- **GIVEN PROBLEM**:
Retype all of the data. Every line must match exactly.

- **ENTRIES SUPPLIED**:

____________________

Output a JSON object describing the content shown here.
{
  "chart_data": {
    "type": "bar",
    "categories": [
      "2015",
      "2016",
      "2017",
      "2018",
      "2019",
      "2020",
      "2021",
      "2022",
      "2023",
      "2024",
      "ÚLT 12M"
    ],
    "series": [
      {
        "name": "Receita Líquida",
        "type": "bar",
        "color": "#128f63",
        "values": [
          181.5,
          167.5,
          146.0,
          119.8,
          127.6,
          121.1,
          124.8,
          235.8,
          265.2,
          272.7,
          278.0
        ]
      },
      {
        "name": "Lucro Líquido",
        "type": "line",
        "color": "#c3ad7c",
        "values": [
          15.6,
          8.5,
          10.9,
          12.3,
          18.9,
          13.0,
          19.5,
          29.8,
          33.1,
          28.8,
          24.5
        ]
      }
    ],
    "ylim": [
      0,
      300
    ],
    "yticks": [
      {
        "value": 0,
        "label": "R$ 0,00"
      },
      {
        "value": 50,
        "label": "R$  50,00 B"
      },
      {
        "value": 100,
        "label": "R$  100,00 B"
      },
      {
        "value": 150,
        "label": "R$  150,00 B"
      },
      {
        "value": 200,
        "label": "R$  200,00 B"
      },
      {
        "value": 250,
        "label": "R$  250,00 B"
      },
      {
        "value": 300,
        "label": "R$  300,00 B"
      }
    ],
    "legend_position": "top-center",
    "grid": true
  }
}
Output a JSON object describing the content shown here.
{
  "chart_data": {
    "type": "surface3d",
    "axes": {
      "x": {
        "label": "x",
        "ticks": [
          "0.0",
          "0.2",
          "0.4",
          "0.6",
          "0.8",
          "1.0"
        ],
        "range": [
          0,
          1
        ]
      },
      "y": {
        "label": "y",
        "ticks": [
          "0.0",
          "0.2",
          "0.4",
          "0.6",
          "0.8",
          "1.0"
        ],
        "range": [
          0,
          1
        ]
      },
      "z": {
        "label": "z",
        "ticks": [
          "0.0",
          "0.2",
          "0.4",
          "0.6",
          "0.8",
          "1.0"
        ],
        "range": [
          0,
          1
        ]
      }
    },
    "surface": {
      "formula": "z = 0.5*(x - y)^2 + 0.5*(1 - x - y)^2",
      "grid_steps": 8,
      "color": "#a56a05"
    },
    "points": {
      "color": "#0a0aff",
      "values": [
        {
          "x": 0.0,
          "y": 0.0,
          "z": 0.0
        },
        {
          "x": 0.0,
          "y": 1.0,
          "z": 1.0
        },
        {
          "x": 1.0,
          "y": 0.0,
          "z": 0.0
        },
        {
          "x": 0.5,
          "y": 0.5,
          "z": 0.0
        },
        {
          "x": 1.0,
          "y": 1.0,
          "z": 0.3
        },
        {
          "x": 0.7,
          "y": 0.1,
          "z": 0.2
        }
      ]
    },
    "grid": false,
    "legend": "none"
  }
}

____________________

- **RESULT FOR THIS TASK**:
Output a JSON object describing the content shown here.
{
  "chart_data": {
    "type": "bar",
    "categories": [
      "2015",
      "2016",
      "2017",
      "2018",
      "2019",
      "2020",
      "2021",
      "2022",
      "2023",
      "2024",
      "ÚLT 12M"
    ],
    "series": [
      {
        "name": "Receita Líquida",
        "type": "bar",
        "color": "#128f63",
        "values": [
          181.5,
          167.5,
          146.0,
          119.8,
          127.6,
          121.1,
          124.8,
          235.8,
          265.2,
          272.7,
          278.0
        ]
      },
      {
        "name": "Lucro Líquido",
        "type": "line",
        "color": "#c3ad7c",
        "values": [
          15.6,
          8.5,
          10.9,
          12.3,
          18.9,
          13.0,
          19.5,
          29.8,
          33.1,
          28.8,
          24.5
        ]
      }
    ],
    "ylim": [
      0,
      300
    ],
    "yticks": [
      {
        "value": 0,
        "label": "R$ 0,00"
      },
      {
        "value": 50,
        "label": "R$  50,00 B"
      },
      {
        "value": 100,
        "label": "R$  100,00 B"
      },
      {
        "value": 150,
        "label": "R$  150,00 B"
      },
      {
        "value": 200,
        "label": "R$  200,00 B"
      },
      {
        "value": 250,
        "label": "R$  250,00 B"
      },
      {
        "value": 300,
        "label": "R$  300,00 B"
      }
    ],
    "legend_position": "top-center",
    "grid": true
  }
}
Output a JSON object describing the content shown here.
{
  "chart_data": {
    "type": "surface3d",
    "axes": {
      "x": {
        "label": "x",
        "ticks": [
          "0.0",
          "0.2",
          "0.4",
          "0.6",
          "0.8",
          "1.0"
        ],
        "range": [
          0,
          1
        ]
      },
      "y": {
        "label": "y",
        "ticks": [
          "0.0",
          "0.2",
          "0.4",
          "0.6",
          "0.8",
          "1.0"
        ],
        "range": [
          0,
          1
        ]
      },
      "z": {
        "label": "z",
        "ticks": [
          "0.0",
          "0.2",
          "0.4",
          "0.6",
          "0.8",
          "1.0"
        ],
        "range": [
          0,
          1
        ]
      }
    },
    "surface": {
      "formula": "z = 0.5*(x - y)^2 + 0.5*(1 - x - y)^2",
      "grid_steps": 8,
      "color": "#a56a05"
    },
    "points": {
      "color": "#0a0aff",
      "values": [
        {
          "x": 0.0,
          "y": 0.0,
          "z": 0.0
        },
        {
          "x": 0.0,
          "y": 1.0,
          "z": 1.0
        },
        {
          "x": 1.0,
          "y": 0.0,
          "z": 0.0
        },
        {
          "x": 0.5,
          "y": 0.5,
          "z": 0.0
        },
        {
          "x": 1.0,
          "y": 1.0,
          "z": 0.3
        },
        {
          "x": 0.7,
          "y": 0.1,
          "z": 0.2
        }
      ]
    },
    "grid": false,
    "legend": "none"
  }
}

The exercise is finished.